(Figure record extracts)
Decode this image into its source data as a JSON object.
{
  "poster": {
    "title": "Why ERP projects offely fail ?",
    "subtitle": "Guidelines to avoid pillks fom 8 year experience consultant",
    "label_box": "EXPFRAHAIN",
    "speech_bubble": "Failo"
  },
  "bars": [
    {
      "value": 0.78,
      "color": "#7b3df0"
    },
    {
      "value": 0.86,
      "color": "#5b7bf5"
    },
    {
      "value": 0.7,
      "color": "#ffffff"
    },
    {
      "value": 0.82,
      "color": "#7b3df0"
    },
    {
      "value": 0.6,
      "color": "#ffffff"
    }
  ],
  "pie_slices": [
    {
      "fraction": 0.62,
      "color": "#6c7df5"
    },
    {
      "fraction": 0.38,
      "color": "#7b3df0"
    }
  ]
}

### Challenge
Restate the whole listing exactly.

### The result
Decode this image into its source data as a JSON object.
{
  "poster": {
    "title": "Why ERP projects offely fail ?",
    "subtitle": "Guidelines to avoid pillks fom 8 year experience consultant",
    "label_box": "EXPFRAHAIN",
    "speech_bubble": "Failo"
  },
  "bars": [
    {
      "value": 0.78,
      "color": "#7b3df0"
    },
    {
      "value": 0.86,
      "color": "#5b7bf5"
    },
    {
      "value": 0.7,
      "color": "#ffffff"
    },
    {
      "value": 0.82,
      "color": "#7b3df0"
    },
    {
      "value": 0.6,
      "color": "#ffffff"
    }
  ],
  "pie_slices": [
    {
      "fraction": 0.62,
      "color": "#6c7df5"
    },
    {
      "fraction": 0.38,
      "color": "#7b3df0"
    }
  ]
}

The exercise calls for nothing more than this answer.